* _EXERCISE OBJECTIVE_: Identify and pull out each line of the entries in which "cash" occurs.

** start **

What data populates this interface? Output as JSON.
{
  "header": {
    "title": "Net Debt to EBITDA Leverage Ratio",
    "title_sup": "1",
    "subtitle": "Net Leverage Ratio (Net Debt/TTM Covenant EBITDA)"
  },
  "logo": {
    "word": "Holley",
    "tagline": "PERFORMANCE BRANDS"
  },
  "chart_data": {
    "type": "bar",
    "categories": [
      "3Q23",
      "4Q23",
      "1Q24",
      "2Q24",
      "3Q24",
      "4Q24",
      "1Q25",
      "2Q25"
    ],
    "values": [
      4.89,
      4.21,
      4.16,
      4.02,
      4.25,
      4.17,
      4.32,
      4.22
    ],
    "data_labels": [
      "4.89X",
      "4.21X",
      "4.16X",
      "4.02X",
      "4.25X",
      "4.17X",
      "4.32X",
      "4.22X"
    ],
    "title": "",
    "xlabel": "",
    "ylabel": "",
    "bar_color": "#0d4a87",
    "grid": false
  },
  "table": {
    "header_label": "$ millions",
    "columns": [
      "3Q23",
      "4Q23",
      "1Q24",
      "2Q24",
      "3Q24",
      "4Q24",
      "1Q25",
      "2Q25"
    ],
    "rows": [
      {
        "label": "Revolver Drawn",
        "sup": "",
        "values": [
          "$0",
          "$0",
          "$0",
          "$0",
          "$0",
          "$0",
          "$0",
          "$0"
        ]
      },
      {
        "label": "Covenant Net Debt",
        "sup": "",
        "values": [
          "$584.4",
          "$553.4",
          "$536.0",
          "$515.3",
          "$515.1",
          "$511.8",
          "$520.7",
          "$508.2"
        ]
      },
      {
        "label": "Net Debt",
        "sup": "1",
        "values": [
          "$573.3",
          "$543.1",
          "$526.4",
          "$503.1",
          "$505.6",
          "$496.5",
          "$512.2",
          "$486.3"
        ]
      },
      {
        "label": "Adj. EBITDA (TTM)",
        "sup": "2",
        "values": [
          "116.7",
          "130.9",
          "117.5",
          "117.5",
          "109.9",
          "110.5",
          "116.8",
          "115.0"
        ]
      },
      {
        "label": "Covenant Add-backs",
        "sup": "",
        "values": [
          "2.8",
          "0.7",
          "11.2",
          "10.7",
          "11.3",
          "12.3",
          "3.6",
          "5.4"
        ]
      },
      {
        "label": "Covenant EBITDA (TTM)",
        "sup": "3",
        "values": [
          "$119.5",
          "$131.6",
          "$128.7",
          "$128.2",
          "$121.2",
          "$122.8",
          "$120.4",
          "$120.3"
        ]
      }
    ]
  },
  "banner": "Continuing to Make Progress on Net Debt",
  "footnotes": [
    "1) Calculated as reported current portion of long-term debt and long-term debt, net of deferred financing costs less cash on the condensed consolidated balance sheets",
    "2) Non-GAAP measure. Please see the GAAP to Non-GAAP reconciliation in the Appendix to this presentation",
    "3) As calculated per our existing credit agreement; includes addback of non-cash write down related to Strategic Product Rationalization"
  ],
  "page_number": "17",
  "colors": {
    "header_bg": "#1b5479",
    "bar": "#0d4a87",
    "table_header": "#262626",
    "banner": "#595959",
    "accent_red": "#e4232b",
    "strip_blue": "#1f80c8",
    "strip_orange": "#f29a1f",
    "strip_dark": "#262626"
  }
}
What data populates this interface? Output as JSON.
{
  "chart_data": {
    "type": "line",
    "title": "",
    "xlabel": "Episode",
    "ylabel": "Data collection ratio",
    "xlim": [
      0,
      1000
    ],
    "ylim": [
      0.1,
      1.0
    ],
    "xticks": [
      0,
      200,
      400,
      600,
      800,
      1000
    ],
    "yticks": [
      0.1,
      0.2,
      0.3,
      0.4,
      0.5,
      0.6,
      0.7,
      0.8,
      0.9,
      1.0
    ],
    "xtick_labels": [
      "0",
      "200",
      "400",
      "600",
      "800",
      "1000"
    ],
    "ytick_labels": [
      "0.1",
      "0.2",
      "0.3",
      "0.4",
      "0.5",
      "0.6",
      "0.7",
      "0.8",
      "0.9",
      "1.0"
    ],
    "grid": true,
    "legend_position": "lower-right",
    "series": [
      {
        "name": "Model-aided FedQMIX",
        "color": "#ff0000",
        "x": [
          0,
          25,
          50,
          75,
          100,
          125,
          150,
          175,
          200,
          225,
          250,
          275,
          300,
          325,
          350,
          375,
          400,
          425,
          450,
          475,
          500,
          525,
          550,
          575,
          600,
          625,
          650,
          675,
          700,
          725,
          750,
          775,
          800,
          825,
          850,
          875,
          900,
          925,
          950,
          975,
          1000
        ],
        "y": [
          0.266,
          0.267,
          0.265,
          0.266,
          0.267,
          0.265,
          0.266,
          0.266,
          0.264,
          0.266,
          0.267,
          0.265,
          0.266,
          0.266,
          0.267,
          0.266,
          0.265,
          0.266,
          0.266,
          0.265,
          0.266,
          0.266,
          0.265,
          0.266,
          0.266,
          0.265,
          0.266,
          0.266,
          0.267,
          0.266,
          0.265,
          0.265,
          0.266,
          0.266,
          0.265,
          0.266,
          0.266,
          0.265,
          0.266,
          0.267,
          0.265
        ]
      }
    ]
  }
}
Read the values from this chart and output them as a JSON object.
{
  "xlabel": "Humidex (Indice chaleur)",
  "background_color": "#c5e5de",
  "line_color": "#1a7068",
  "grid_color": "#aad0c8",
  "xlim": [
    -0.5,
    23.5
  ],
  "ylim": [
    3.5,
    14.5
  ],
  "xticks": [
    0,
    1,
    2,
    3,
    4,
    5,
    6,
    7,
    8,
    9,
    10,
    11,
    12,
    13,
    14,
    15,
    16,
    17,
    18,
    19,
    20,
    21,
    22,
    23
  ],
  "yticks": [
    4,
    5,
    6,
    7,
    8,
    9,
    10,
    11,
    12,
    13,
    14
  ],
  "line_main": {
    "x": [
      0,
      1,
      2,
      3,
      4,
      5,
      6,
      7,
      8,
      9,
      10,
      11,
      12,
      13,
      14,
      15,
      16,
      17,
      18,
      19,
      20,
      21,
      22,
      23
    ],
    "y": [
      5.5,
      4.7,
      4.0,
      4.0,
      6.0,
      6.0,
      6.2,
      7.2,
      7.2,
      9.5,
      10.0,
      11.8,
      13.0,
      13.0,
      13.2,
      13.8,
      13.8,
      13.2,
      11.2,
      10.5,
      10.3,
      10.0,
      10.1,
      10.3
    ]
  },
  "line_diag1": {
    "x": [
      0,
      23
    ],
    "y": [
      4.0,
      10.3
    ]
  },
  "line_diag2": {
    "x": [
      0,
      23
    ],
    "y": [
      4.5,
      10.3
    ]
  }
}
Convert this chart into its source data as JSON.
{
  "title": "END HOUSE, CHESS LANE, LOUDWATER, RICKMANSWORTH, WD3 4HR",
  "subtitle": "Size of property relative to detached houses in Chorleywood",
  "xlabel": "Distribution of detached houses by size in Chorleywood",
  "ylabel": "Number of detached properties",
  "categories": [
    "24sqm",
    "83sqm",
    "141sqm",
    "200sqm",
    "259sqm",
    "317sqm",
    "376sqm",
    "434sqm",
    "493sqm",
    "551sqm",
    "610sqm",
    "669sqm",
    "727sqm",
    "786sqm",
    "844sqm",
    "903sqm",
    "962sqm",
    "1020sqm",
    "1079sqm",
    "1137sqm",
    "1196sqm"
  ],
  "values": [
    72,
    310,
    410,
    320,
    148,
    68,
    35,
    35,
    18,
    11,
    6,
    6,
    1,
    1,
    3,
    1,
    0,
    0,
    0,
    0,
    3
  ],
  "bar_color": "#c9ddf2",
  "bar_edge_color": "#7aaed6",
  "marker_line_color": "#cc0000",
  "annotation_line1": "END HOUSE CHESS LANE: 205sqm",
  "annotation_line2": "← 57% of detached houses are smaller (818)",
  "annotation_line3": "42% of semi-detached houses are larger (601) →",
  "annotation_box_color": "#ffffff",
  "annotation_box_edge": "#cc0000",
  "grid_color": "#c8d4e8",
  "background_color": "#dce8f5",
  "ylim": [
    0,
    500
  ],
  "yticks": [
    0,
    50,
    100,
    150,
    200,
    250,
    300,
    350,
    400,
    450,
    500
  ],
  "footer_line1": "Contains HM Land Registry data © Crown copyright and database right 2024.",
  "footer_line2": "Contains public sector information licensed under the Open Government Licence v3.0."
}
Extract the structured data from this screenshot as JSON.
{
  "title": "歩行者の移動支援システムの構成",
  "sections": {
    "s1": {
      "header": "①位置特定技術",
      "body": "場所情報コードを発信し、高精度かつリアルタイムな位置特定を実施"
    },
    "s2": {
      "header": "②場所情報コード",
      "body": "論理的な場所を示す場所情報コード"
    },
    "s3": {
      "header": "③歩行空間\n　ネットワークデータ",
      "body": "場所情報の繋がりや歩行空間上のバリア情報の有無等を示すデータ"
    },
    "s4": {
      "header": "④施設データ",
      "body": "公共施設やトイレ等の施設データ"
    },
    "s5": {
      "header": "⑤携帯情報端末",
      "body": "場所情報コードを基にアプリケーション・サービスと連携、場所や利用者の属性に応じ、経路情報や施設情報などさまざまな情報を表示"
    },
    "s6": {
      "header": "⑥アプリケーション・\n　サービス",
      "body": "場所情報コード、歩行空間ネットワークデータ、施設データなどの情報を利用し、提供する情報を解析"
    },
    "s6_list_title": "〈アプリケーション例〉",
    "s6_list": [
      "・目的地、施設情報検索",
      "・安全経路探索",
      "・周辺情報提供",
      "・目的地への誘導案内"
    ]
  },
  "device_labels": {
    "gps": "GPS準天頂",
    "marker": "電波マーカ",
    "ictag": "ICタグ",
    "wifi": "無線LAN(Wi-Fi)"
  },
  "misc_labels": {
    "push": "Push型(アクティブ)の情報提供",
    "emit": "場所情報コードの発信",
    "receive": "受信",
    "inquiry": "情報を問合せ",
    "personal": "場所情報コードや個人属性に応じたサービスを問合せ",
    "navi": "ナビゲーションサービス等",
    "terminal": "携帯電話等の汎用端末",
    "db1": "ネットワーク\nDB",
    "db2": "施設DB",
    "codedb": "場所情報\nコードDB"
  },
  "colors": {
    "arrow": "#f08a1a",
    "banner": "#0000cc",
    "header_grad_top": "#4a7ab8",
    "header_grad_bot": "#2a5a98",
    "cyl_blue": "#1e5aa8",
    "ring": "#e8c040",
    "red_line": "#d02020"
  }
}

** end **

* _THE ANSWER_:
    "1) Calculated as reported current portion of long-term debt and long-term debt, net of deferred financing costs less cash on the condensed consolidated balance sheets",
    "3) As calculated per our existing credit agreement; includes addback of non-cash write down related to Strategic Product Rationalization"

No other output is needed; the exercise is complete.